Please judge whether each statement agrees with the Iron and Steel Act 1949 text below, giving yes or no and quoting the text's deciding words. 1. The act received royal assent in 1949. 2. The Corporation acquired the companies' undertakings themselves. 3. The Gas Act 1972 is listed among the acts that repealed it.

= DOCUMENT EXTRACT =
==============================
Iron and Steel Act 1949
- Parliament of the United Kingdom
- Long title: An Act to provide for the establishment of an Iron and Steel Corporation of Great Britain and for defining their functions, and for the transfer to that Corporation of the securities of certain companies engaged in the working, getting and smelting of iron ore, the production of steel, and the shaping of steel by rolling, and of certain property and rights held by a Minister of the Crown or Government department; for the licensing of persons engaged in any such activities; for co-ordinating the activities of the Corporation, the National Coal Board and the Area Gas Boards relating to carbonisation; and for purposes connected with the matters aforesaid.
- Citation: 12, 13 & 14 Geo. 6. c. 72
- Territorial extent: England and Wales; Scotland;

Dates
- Royal assent: 24 November 1949
- Commencement: 23 October 1950
- Repealed: 12 December 1975

Other legislation
- Amended by: Iron and Steel Act 1967;
- Repealed by: Iron and Steel Act 1953; Gas Act 1972; Iron and Steel Act 1975;
- Relates to: Electricity Act 1947; Transport Act 1947; Gas Act 1948; Iron and Steel Act 1967;

Status: Repealed

Text of statute as originally enacted

= Iron and Steel Act 1949 =

Act of the Parliament of the United Kingdom

The Iron and Steel Act 1949 (12, 13 & 14 Geo. 6. c. 72) was an act of the Parliament of the United Kingdom which nationalised, or bought into state control, elements of the iron and steel industry in Great Britain. It established an Iron and Steel Corporation which acquired certain iron and steel companies. In a departure from earlier nationalisations the Corporation only acquired the share capital of the companies, not the undertakings themselves. The individual companies continued to operate under management Boards appointed by the corporation. The act was one of a number of acts promulgated by the post-war Labour government to nationalise elements of the UK's industrial infrastructure; other acts include the Coal Industry Nationalisation Act 1946 (9 & 10 Geo. 6. c. 59); Transport Act 1947 (10 & 11 Geo. 6. c. 49), which included railways and long-distance road haulage; the Electricity Act 1947 (10 & 11 Geo. 6. c. 54); and the Gas Act 1948 (11 & 12 Geo. 6. c. 67).
==============================
= Rows from a layout dataset =
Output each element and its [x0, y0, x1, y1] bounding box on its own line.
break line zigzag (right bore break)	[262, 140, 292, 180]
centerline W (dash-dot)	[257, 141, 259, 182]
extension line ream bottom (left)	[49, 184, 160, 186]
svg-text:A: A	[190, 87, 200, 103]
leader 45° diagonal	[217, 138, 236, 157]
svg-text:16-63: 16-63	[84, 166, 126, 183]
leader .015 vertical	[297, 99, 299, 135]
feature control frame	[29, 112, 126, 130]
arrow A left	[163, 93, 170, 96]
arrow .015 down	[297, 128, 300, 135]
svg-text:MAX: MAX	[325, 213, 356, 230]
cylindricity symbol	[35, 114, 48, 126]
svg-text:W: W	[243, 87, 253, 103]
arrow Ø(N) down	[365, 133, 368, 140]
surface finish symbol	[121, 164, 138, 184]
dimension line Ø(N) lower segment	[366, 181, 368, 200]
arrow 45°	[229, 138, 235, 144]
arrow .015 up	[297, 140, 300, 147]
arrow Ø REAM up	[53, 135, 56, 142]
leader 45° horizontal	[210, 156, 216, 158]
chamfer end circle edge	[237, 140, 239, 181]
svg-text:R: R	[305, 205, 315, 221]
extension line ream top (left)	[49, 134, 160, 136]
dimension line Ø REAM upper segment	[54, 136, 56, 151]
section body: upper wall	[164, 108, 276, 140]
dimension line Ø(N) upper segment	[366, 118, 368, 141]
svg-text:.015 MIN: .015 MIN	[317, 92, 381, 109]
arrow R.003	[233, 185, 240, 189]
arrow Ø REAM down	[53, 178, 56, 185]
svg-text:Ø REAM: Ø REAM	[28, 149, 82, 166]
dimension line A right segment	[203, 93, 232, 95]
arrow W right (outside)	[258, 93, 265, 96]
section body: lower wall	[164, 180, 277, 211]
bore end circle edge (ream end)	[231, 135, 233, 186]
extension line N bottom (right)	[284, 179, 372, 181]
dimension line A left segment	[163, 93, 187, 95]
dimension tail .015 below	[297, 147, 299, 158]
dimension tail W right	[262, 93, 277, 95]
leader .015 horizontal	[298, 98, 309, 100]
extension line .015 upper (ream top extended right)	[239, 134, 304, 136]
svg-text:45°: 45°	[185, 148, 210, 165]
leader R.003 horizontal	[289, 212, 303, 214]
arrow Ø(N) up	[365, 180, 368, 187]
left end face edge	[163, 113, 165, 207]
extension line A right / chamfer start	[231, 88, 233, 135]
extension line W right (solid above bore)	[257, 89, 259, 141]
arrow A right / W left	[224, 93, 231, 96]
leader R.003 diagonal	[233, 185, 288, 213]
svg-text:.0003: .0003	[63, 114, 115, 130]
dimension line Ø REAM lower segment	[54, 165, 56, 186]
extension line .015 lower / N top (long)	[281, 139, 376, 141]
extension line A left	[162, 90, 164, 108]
==============================
= FINAL RESULT =
1. Yes: "Royal assent: 24 November 1949"
2. No: "the Corporation only acquired the share capital of the companies, not the undertakings themselves"
3. Yes: "Repealed by: Iron and Steel Act 1953; Gas Act 1972"